> _EXERCISE INSTRUCTIONS_
Copy each line below that contains "pieaudzēšanas".

> _DATA SECTION_
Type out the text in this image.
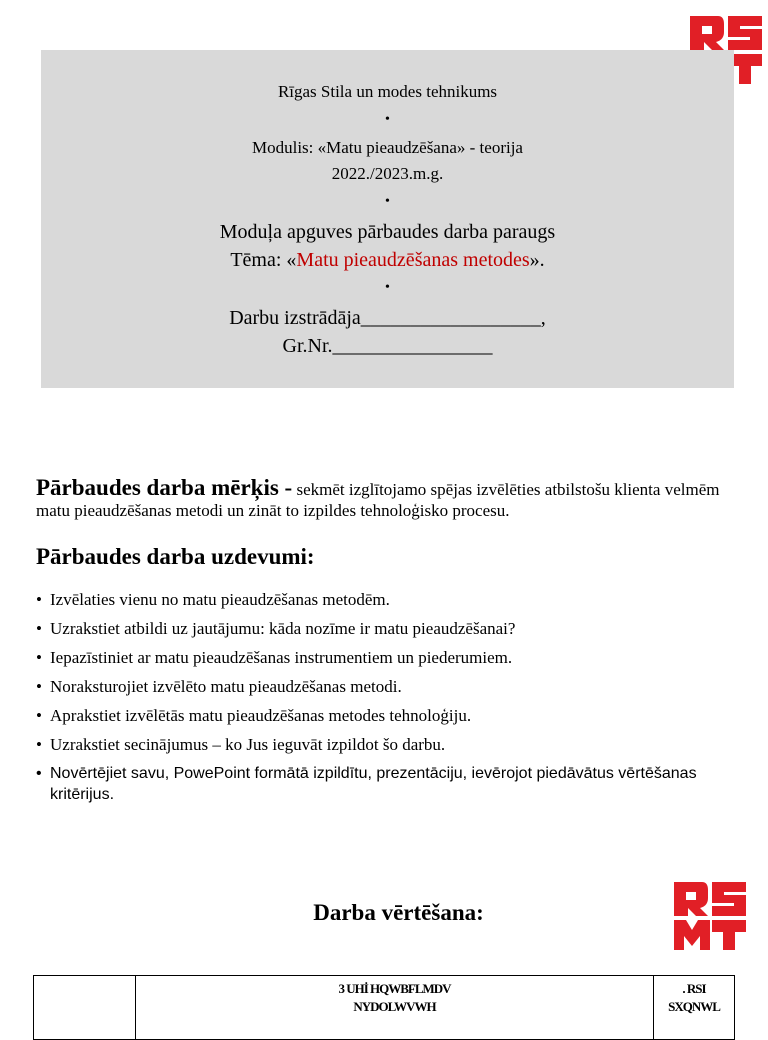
Rīgas Stila un modes tehnikums
•
Modulis: «Matu pieaudzēšana» - teorija
2022./2023.m.g.
•
Moduļa apguves pārbaudes darba paraugs
Tēma: «Matu pieaudzēšanas metodes».
•
Darbu izstrādāja__________________,
Gr.Nr.________________
Pārbaudes darba mērķis - sekmēt izglītojamo spējas izvēlēties atbilstošu klienta velmēm matu pieaudzēšanas metodi un zināt to izpildes tehnoloģisko procesu.
Pārbaudes darba uzdevumi:
• Izvēlaties vienu no matu pieaudzēšanas metodēm.
• Uzrakstiet atbildi uz jautājumu: kāda nozīme ir matu pieaudzēšanai?
• Iepazīstiniet ar matu pieaudzēšanas instrumentiem un piederumiem.
• Noraksturojiet izvēlēto matu pieaudzēšanas metodi.
• Aprakstiet izvēlētās matu pieaudzēšanas metodes tehnoloģiju.
• Uzrakstiet secinājumus – ko Jus ieguvāt izpildot šo darbu.
• Novērtējiet savu, PowePoint formātā izpildītu, prezentāciju, ievērojot piedāvātus vērtēšanas kritērijus.
Darba vērtēšana:

3 UHİ HQWBFLMDV
NYDOLWVWH

. RSI
SXQNWL
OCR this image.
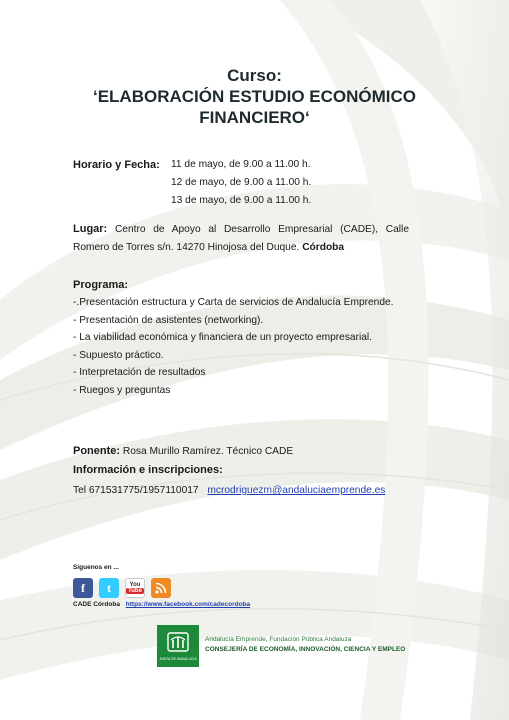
Curso:
‘ELABORACIÓN ESTUDIO ECONÓMICO
FINANCIERO‘
Horario y Fecha:	11 de mayo, de 9.00 a 11.00 h.
12 de mayo, de 9.00 a 11.00 h.
13 de mayo, de 9.00 a 11.00 h.
Lugar: Centro de Apoyo al Desarrollo Empresarial (CADE), Calle Romero de Torres s/n. 14270 Hinojosa del Duque. Córdoba
Programa:
-.Presentación estructura y Carta de servicios de Andalucía Emprende.
- Presentación de asistentes (networking).
- La viabilidad económica y financiera de un proyecto empresarial.
- Supuesto práctico.
- Interpretación de resultados
- Ruegos y preguntas
Ponente: Rosa Murillo Ramírez. Técnico CADE
Información e inscripciones:
Tel 671531775/1957110017 mcrodriguezm@andaluciaemprende.es
Síguenos en ...
f	t	You
Tube
CADE Córdoba https://www.facebook.com/cadecordoba
JUNTA DE ANDALUCIA
Andalucía Emprende, Fundación Pública Andaluza
CONSEJERÍA DE ECONOMÍA, INNOVACIÓN, CIENCIA Y EMPLEO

> _RESULT OF THE TASK_
Tēma: «Matu pieaudzēšanas metodes».
Pārbaudes darba mērķis - sekmēt izglītojamo spējas izvēlēties atbilstošu klienta velmēm matu pieaudzēšanas metodi un zināt to izpildes tehnoloģisko procesu.
• Izvēlaties vienu no matu pieaudzēšanas metodēm.
• Iepazīstiniet ar matu pieaudzēšanas instrumentiem un piederumiem.
• Noraksturojiet izvēlēto matu pieaudzēšanas metodi.
• Aprakstiet izvēlētās matu pieaudzēšanas metodes tehnoloģiju.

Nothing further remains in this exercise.